I don't know. Mt. Rushmore may not be sexy, but it gets part of the point across, and it does so without blurring boundaries.

Because that's what this post is about: the blurred line between "consensual" sex and male dominance in U.S. society. A big jump-off from my usual line of questioning, but one that is late in coming. I should have written this a long time ago, but I think I only recently have been able to touch on it effectively.

So here goes:

I start with a premise that few would deny - we (U.S. citizens) live in a patriarchy. In this society, males dominate. Males dominate positions of political power. Men make more money for doing the same jobs that women do. Men dominate the media - making it so that women in the media are often objectified and sexualized; even those bringing us the "news."

I don't think I have to go into any more depth there. That's all patently obvious.

Level Two:

Due to the level of male dominance in our society (and especially in the popular media), all things being equal - things are not equal between men and women. From birth, girls in this country are inundated with messages about their "roles" as females - generally about the need for being "attractive" (and how to do so), the need to be submissive (to some degree) to male desires.

Yes, men are also told their roles throughout life. And most men don't actually fit within those roles. However, there is a much larger pressure on women to focus on how they look, how they present themselves, and how they put in the effort to gain male attention - in all contexts, including "professional" areas where those ideas should seem irrelevant.

§ Given information
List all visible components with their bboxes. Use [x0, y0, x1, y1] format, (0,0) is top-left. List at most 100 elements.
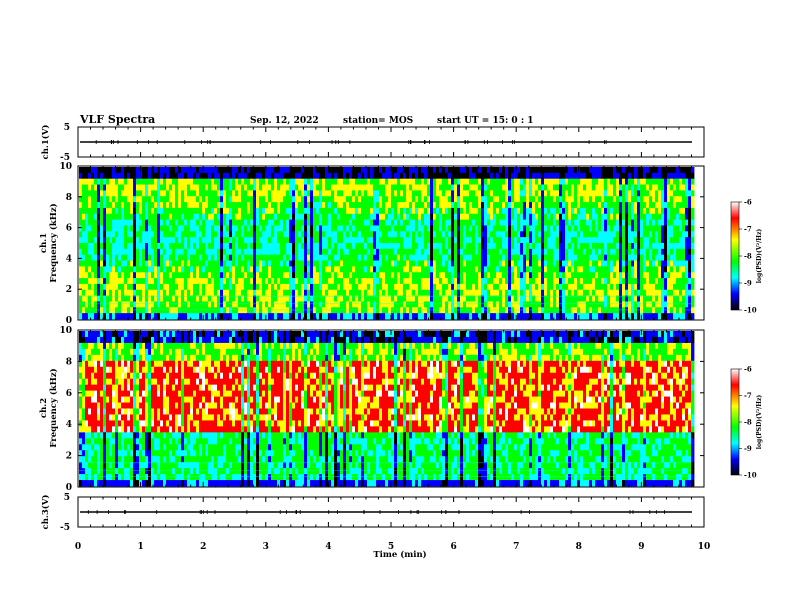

§ Instructions
1) According to the post, what do men make more money for?
2) Transcribe the post word for word, starting with "I don't know." and going on through "on it effectively.".

§ Responses to the tasks
1) Doing the same jobs that women do.

2)
I don't know. Mt. Rushmore may not be sexy, but it gets part of the point across, and it does so without blurring boundaries.

Because that's what this post is about: the blurred line between "consensual" sex and male dominance in U.S. society. A big jump-off from my usual line of questioning, but one that is late in coming. I should have written this a long time ago, but I think I only recently have been able to touch on it effectively.